### [Exercise goal]
Reproduce the records below in full and word for word, excluding pictures.

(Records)
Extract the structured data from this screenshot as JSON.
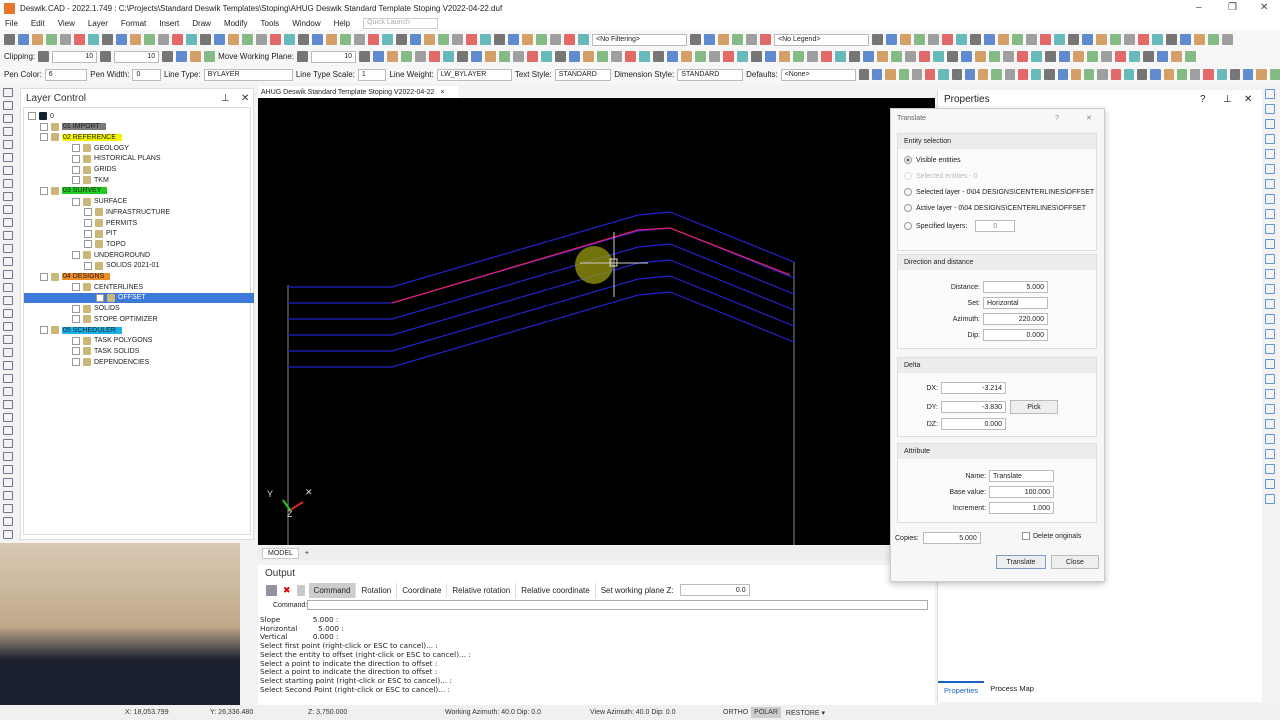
{
  "window": {
    "title": "Deswik.CAD - 2022.1.749 : C:\\Projects\\Standard Deswik Templates\\Stoping\\AHUG Deswik Standard Template Stoping V2022-04-22.duf",
    "minimize": "–",
    "maximize": "❐",
    "close": "✕"
  },
  "menu": [
    "File",
    "Edit",
    "View",
    "Layer",
    "Format",
    "Insert",
    "Draw",
    "Modify",
    "Tools",
    "Window",
    "Help"
  ],
  "quick_launch_placeholder": "Quick Launch",
  "toolbar1": {
    "filter": "<No Filtering>",
    "legend": "<No Legend>"
  },
  "toolbar2": {
    "clipping_label": "Clipping:",
    "clip1": "10",
    "clip2": "10",
    "move_plane_label": "Move Working Plane:",
    "plane_value": "10"
  },
  "toolbar3": {
    "pen_color_label": "Pen Color:",
    "pen_color": "6",
    "pen_width_label": "Pen Width:",
    "pen_width": "0",
    "line_type_label": "Line Type:",
    "line_type": "BYLAYER",
    "line_type_scale_label": "Line Type Scale:",
    "line_type_scale": "1",
    "line_weight_label": "Line Weight:",
    "line_weight": "LW_BYLAYER",
    "text_style_label": "Text Style:",
    "text_style": "STANDARD",
    "dim_style_label": "Dimension Style:",
    "dim_style": "STANDARD",
    "defaults_label": "Defaults:",
    "defaults": "<None>"
  },
  "layer_control": {
    "title": "Layer Control",
    "pin": "⊥",
    "close": "✕",
    "nodes": [
      {
        "label": "0",
        "depth": 0,
        "color": "#fff"
      },
      {
        "label": "01 IMPORT",
        "depth": 1,
        "color": "#7a7a7a"
      },
      {
        "label": "02 REFERENCE",
        "depth": 1,
        "color": "#f5f500"
      },
      {
        "label": "GEOLOGY",
        "depth": 2,
        "color": ""
      },
      {
        "label": "HISTORICAL PLANS",
        "depth": 2,
        "color": ""
      },
      {
        "label": "GRIDS",
        "depth": 2,
        "color": ""
      },
      {
        "label": "TKM",
        "depth": 2,
        "color": ""
      },
      {
        "label": "03 SURVEY",
        "depth": 1,
        "color": "#1fcc1f"
      },
      {
        "label": "SURFACE",
        "depth": 2,
        "color": ""
      },
      {
        "label": "INFRASTRUCTURE",
        "depth": 3,
        "color": ""
      },
      {
        "label": "PERMITS",
        "depth": 3,
        "color": ""
      },
      {
        "label": "PIT",
        "depth": 3,
        "color": ""
      },
      {
        "label": "TOPO",
        "depth": 3,
        "color": ""
      },
      {
        "label": "UNDERGROUND",
        "depth": 2,
        "color": ""
      },
      {
        "label": "SOLIDS 2021-01",
        "depth": 3,
        "color": ""
      },
      {
        "label": "04 DESIGNS",
        "depth": 1,
        "color": "#f08a24"
      },
      {
        "label": "CENTERLINES",
        "depth": 2,
        "color": ""
      },
      {
        "label": "OFFSET",
        "depth": 3,
        "color": "selected"
      },
      {
        "label": "SOLIDS",
        "depth": 2,
        "color": ""
      },
      {
        "label": "STOPE OPTIMIZER",
        "depth": 2,
        "color": ""
      },
      {
        "label": "05 SCHEDULER",
        "depth": 1,
        "color": "#1ab0e8"
      },
      {
        "label": "TASK POLYGONS",
        "depth": 2,
        "color": ""
      },
      {
        "label": "TASK SOLIDS",
        "depth": 2,
        "color": ""
      },
      {
        "label": "DEPENDENCIES",
        "depth": 2,
        "color": ""
      }
    ]
  },
  "viewport": {
    "tab": "AHUG Deswik Standard Template Stoping V2022-04-22",
    "tab_close": "×",
    "model_tab": "MODEL",
    "add_tab": "+",
    "axis_y": "Y",
    "axis_z": "Z",
    "axis_x": "✕",
    "colors": {
      "line": "#2222cc",
      "selected": "#e0206a",
      "vertical": "#888888"
    }
  },
  "properties": {
    "title": "Properties",
    "help": "?",
    "pin": "⊥",
    "close": "✕",
    "tabs": [
      "Properties",
      "Process Map"
    ]
  },
  "translate": {
    "title": "Translate",
    "help": "?",
    "close": "✕",
    "entity_selection": {
      "header": "Entity selection",
      "visible": "Visible entities",
      "selected_entities": "Selected entities - 0",
      "selected_layer": "Selected layer  - 0\\04 DESIGNS\\CENTERLINES\\OFFSET",
      "active_layer": "Active layer  - 0\\04 DESIGNS\\CENTERLINES\\OFFSET",
      "specified": "Specified layers:",
      "specified_value": "0"
    },
    "direction": {
      "header": "Direction and distance",
      "distance_label": "Distance:",
      "distance": "5.000",
      "set_label": "Set:",
      "set": "Horizontal",
      "azimuth_label": "Azimuth:",
      "azimuth": "220.000",
      "dip_label": "Dip:",
      "dip": "0.000"
    },
    "delta": {
      "header": "Delta",
      "dx_label": "DX:",
      "dx": "-3.214",
      "dy_label": "DY:",
      "dy": "-3.830",
      "dz_label": "DZ:",
      "dz": "0.000",
      "pick": "Pick"
    },
    "attribute": {
      "header": "Attribute",
      "name_label": "Name:",
      "name": "Translate",
      "base_label": "Base value:",
      "base": "100.000",
      "inc_label": "Increment:",
      "inc": "1.000"
    },
    "copies_label": "Copies:",
    "copies": "5.000",
    "delete_originals": "Delete originals",
    "translate_btn": "Translate",
    "close_btn": "Close"
  },
  "output": {
    "title": "Output",
    "tabs": [
      "Command",
      "Rotation",
      "Coordinate",
      "Relative rotation",
      "Relative coordinate"
    ],
    "wp_label": "Set working plane Z:",
    "wp_value": "0.0",
    "command_label": "Command:",
    "log": [
      "Slope              5.000 :",
      "Horizontal         5.000 :",
      "Vertical           0.000 :",
      "Select first point (right-click or ESC to cancel)... :",
      "Select the entity to offset (right-click or ESC to cancel)... :",
      "Select a point to indicate the direction to offset :",
      "Select a point to indicate the direction to offset :",
      "Select starting point (right-click or ESC to cancel)... :",
      "Select Second Point (right-click or ESC to cancel)... :"
    ]
  },
  "status": {
    "x": "X: 18,053.799",
    "y": "Y: 26,336.480",
    "z": "Z: 3,750.000",
    "working": "Working Azimuth: 40.0 Dip: 0.0",
    "view": "View Azimuth: 40.0 Dip: 0.0",
    "ortho": "ORTHO",
    "polar": "POLAR",
    "restore": "RESTORE ▾"
  }
}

### [The response]
Extract the structured data from this screenshot as JSON.
{
  "window": {
    "title": "Deswik.CAD - 2022.1.749 : C:\\Projects\\Standard Deswik Templates\\Stoping\\AHUG Deswik Standard Template Stoping V2022-04-22.duf",
    "minimize": "–",
    "maximize": "❐",
    "close": "✕"
  },
  "menu": [
    "File",
    "Edit",
    "View",
    "Layer",
    "Format",
    "Insert",
    "Draw",
    "Modify",
    "Tools",
    "Window",
    "Help"
  ],
  "quick_launch_placeholder": "Quick Launch",
  "toolbar1": {
    "filter": "<No Filtering>",
    "legend": "<No Legend>"
  },
  "toolbar2": {
    "clipping_label": "Clipping:",
    "clip1": "10",
    "clip2": "10",
    "move_plane_label": "Move Working Plane:",
    "plane_value": "10"
  },
  "toolbar3": {
    "pen_color_label": "Pen Color:",
    "pen_color": "6",
    "pen_width_label": "Pen Width:",
    "pen_width": "0",
    "line_type_label": "Line Type:",
    "line_type": "BYLAYER",
    "line_type_scale_label": "Line Type Scale:",
    "line_type_scale": "1",
    "line_weight_label": "Line Weight:",
    "line_weight": "LW_BYLAYER",
    "text_style_label": "Text Style:",
    "text_style": "STANDARD",
    "dim_style_label": "Dimension Style:",
    "dim_style": "STANDARD",
    "defaults_label": "Defaults:",
    "defaults": "<None>"
  },
  "layer_control": {
    "title": "Layer Control",
    "pin": "⊥",
    "close": "✕",
    "nodes": [
      {
        "label": "0",
        "depth": 0,
        "color": "#fff"
      },
      {
        "label": "01 IMPORT",
        "depth": 1,
        "color": "#7a7a7a"
      },
      {
        "label": "02 REFERENCE",
        "depth": 1,
        "color": "#f5f500"
      },
      {
        "label": "GEOLOGY",
        "depth": 2,
        "color": ""
      },
      {
        "label": "HISTORICAL PLANS",
        "depth": 2,
        "color": ""
      },
      {
        "label": "GRIDS",
        "depth": 2,
        "color": ""
      },
      {
        "label": "TKM",
        "depth": 2,
        "color": ""
      },
      {
        "label": "03 SURVEY",
        "depth": 1,
        "color": "#1fcc1f"
      },
      {
        "label": "SURFACE",
        "depth": 2,
        "color": ""
      },
      {
        "label": "INFRASTRUCTURE",
        "depth": 3,
        "color": ""
      },
      {
        "label": "PERMITS",
        "depth": 3,
        "color": ""
      },
      {
        "label": "PIT",
        "depth": 3,
        "color": ""
      },
      {
        "label": "TOPO",
        "depth": 3,
        "color": ""
      },
      {
        "label": "UNDERGROUND",
        "depth": 2,
        "color": ""
      },
      {
        "label": "SOLIDS 2021-01",
        "depth": 3,
        "color": ""
      },
      {
        "label": "04 DESIGNS",
        "depth": 1,
        "color": "#f08a24"
      },
      {
        "label": "CENTERLINES",
        "depth": 2,
        "color": ""
      },
      {
        "label": "OFFSET",
        "depth": 3,
        "color": "selected"
      },
      {
        "label": "SOLIDS",
        "depth": 2,
        "color": ""
      },
      {
        "label": "STOPE OPTIMIZER",
        "depth": 2,
        "color": ""
      },
      {
        "label": "05 SCHEDULER",
        "depth": 1,
        "color": "#1ab0e8"
      },
      {
        "label": "TASK POLYGONS",
        "depth": 2,
        "color": ""
      },
      {
        "label": "TASK SOLIDS",
        "depth": 2,
        "color": ""
      },
      {
        "label": "DEPENDENCIES",
        "depth": 2,
        "color": ""
      }
    ]
  },
  "viewport": {
    "tab": "AHUG Deswik Standard Template Stoping V2022-04-22",
    "tab_close": "×",
    "model_tab": "MODEL",
    "add_tab": "+",
    "axis_y": "Y",
    "axis_z": "Z",
    "axis_x": "✕",
    "colors": {
      "line": "#2222cc",
      "selected": "#e0206a",
      "vertical": "#888888"
    }
  },
  "properties": {
    "title": "Properties",
    "help": "?",
    "pin": "⊥",
    "close": "✕",
    "tabs": [
      "Properties",
      "Process Map"
    ]
  },
  "translate": {
    "title": "Translate",
    "help": "?",
    "close": "✕",
    "entity_selection": {
      "header": "Entity selection",
      "visible": "Visible entities",
      "selected_entities": "Selected entities - 0",
      "selected_layer": "Selected layer  - 0\\04 DESIGNS\\CENTERLINES\\OFFSET",
      "active_layer": "Active layer  - 0\\04 DESIGNS\\CENTERLINES\\OFFSET",
      "specified": "Specified layers:",
      "specified_value": "0"
    },
    "direction": {
      "header": "Direction and distance",
      "distance_label": "Distance:",
      "distance": "5.000",
      "set_label": "Set:",
      "set": "Horizontal",
      "azimuth_label": "Azimuth:",
      "azimuth": "220.000",
      "dip_label": "Dip:",
      "dip": "0.000"
    },
    "delta": {
      "header": "Delta",
      "dx_label": "DX:",
      "dx": "-3.214",
      "dy_label": "DY:",
      "dy": "-3.830",
      "dz_label": "DZ:",
      "dz": "0.000",
      "pick": "Pick"
    },
    "attribute": {
      "header": "Attribute",
      "name_label": "Name:",
      "name": "Translate",
      "base_label": "Base value:",
      "base": "100.000",
      "inc_label": "Increment:",
      "inc": "1.000"
    },
    "copies_label": "Copies:",
    "copies": "5.000",
    "delete_originals": "Delete originals",
    "translate_btn": "Translate",
    "close_btn": "Close"
  },
  "output": {
    "title": "Output",
    "tabs": [
      "Command",
      "Rotation",
      "Coordinate",
      "Relative rotation",
      "Relative coordinate"
    ],
    "wp_label": "Set working plane Z:",
    "wp_value": "0.0",
    "command_label": "Command:",
    "log": [
      "Slope              5.000 :",
      "Horizontal         5.000 :",
      "Vertical           0.000 :",
      "Select first point (right-click or ESC to cancel)... :",
      "Select the entity to offset (right-click or ESC to cancel)... :",
      "Select a point to indicate the direction to offset :",
      "Select a point to indicate the direction to offset :",
      "Select starting point (right-click or ESC to cancel)... :",
      "Select Second Point (right-click or ESC to cancel)... :"
    ]
  },
  "status": {
    "x": "X: 18,053.799",
    "y": "Y: 26,336.480",
    "z": "Z: 3,750.000",
    "working": "Working Azimuth: 40.0 Dip: 0.0",
    "view": "View Azimuth: 40.0 Dip: 0.0",
    "ortho": "ORTHO",
    "polar": "POLAR",
    "restore": "RESTORE ▾"
  }
}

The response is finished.